** START RECORD EXCERPTS **

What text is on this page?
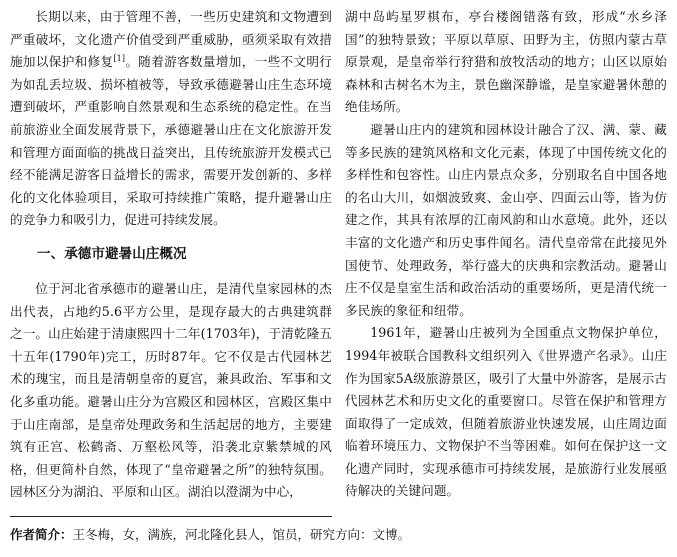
长期以来，由于管理不善，一些历史建筑和文物遭到严重破坏，文化遗产价值受到严重威胁，亟须采取有效措施加以保护和修复[1]。随着游客数量增加，一些不文明行为如乱丢垃圾、损坏植被等，导致承德避暑山庄生态环境遭到破坏，严重影响自然景观和生态系统的稳定性。在当前旅游业全面发展背景下，承德避暑山庄在文化旅游开发和管理方面面临的挑战日益突出，且传统旅游开发模式已经不能满足游客日益增长的需求，需要开发创新的、多样化的文化体验项目，采取可持续推广策略，提升避暑山庄的竞争力和吸引力，促进可持续发展。

一、承德市避暑山庄概况

位于河北省承德市的避暑山庄，是清代皇家园林的杰出代表，占地约5.6平方公里，是现存最大的古典建筑群之一。山庄始建于清康熙四十二年(1703年)，于清乾隆五十五年(1790年)完工，历时87年。它不仅是古代园林艺术的瑰宝，而且是清朝皇帝的夏宫，兼具政治、军事和文化多重功能。避暑山庄分为宫殿区和园林区，宫殿区集中于山庄南部，是皇帝处理政务和生活起居的地方，主要建筑有正宫、松鹤斋、万壑松风等，沿袭北京紫禁城的风格，但更简朴自然，体现了“皇帝避暑之所”的独特氛围。园林区分为湖泊、平原和山区。湖泊以澄湖为中心，

湖中岛屿星罗棋布，亭台楼阁错落有致，形成“水乡泽国”的独特景致；平原以草原、田野为主，仿照内蒙古草原景观，是皇帝举行狩猎和放牧活动的地方；山区以原始森林和古树名木为主，景色幽深静谧，是皇家避暑休憩的绝佳场所。

避暑山庄内的建筑和园林设计融合了汉、满、蒙、藏等多民族的建筑风格和文化元素，体现了中国传统文化的多样性和包容性。山庄内景点众多，分别取名自中国各地的名山大川，如烟波致爽、金山亭、四面云山等，皆为仿建之作，其具有浓厚的江南风韵和山水意境。此外，还以丰富的文化遗产和历史事件闻名。清代皇帝常在此接见外国使节、处理政务，举行盛大的庆典和宗教活动。避暑山庄不仅是皇室生活和政治活动的重要场所，更是清代统一多民族的象征和纽带。

1961年，避暑山庄被列为全国重点文物保护单位，1994年被联合国教科文组织列入《世界遗产名录》。山庄作为国家5A级旅游景区，吸引了大量中外游客，是展示古代园林艺术和历史文化的重要窗口。尽管在保护和管理方面取得了一定成效，但随着旅游业快速发展，山庄周边面临着环境压力、文物保护不当等困难。如何在保护这一文化遗产同时，实现承德市可持续发展，是旅游行业发展亟待解决的关键问题。

作者简介：王冬梅，女，满族，河北隆化县人，馆员，研究方向：文博。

** END RECORD EXCERPTS **

Write out the full set of lines verbatim, without the pictures.

What text is on this page?
长期以来，由于管理不善，一些历史建筑和文物遭到严重破坏，文化遗产价值受到严重威胁，亟须采取有效措施加以保护和修复[1]。随着游客数量增加，一些不文明行为如乱丢垃圾、损坏植被等，导致承德避暑山庄生态环境遭到破坏，严重影响自然景观和生态系统的稳定性。在当前旅游业全面发展背景下，承德避暑山庄在文化旅游开发和管理方面面临的挑战日益突出，且传统旅游开发模式已经不能满足游客日益增长的需求，需要开发创新的、多样化的文化体验项目，采取可持续推广策略，提升避暑山庄的竞争力和吸引力，促进可持续发展。

一、承德市避暑山庄概况

位于河北省承德市的避暑山庄，是清代皇家园林的杰出代表，占地约5.6平方公里，是现存最大的古典建筑群之一。山庄始建于清康熙四十二年(1703年)，于清乾隆五十五年(1790年)完工，历时87年。它不仅是古代园林艺术的瑰宝，而且是清朝皇帝的夏宫，兼具政治、军事和文化多重功能。避暑山庄分为宫殿区和园林区，宫殿区集中于山庄南部，是皇帝处理政务和生活起居的地方，主要建筑有正宫、松鹤斋、万壑松风等，沿袭北京紫禁城的风格，但更简朴自然，体现了“皇帝避暑之所”的独特氛围。园林区分为湖泊、平原和山区。湖泊以澄湖为中心，

湖中岛屿星罗棋布，亭台楼阁错落有致，形成“水乡泽国”的独特景致；平原以草原、田野为主，仿照内蒙古草原景观，是皇帝举行狩猎和放牧活动的地方；山区以原始森林和古树名木为主，景色幽深静谧，是皇家避暑休憩的绝佳场所。

避暑山庄内的建筑和园林设计融合了汉、满、蒙、藏等多民族的建筑风格和文化元素，体现了中国传统文化的多样性和包容性。山庄内景点众多，分别取名自中国各地的名山大川，如烟波致爽、金山亭、四面云山等，皆为仿建之作，其具有浓厚的江南风韵和山水意境。此外，还以丰富的文化遗产和历史事件闻名。清代皇帝常在此接见外国使节、处理政务，举行盛大的庆典和宗教活动。避暑山庄不仅是皇室生活和政治活动的重要场所，更是清代统一多民族的象征和纽带。

1961年，避暑山庄被列为全国重点文物保护单位，1994年被联合国教科文组织列入《世界遗产名录》。山庄作为国家5A级旅游景区，吸引了大量中外游客，是展示古代园林艺术和历史文化的重要窗口。尽管在保护和管理方面取得了一定成效，但随着旅游业快速发展，山庄周边面临着环境压力、文物保护不当等困难。如何在保护这一文化遗产同时，实现承德市可持续发展，是旅游行业发展亟待解决的关键问题。

作者简介：王冬梅，女，满族，河北隆化县人，馆员，研究方向：文博。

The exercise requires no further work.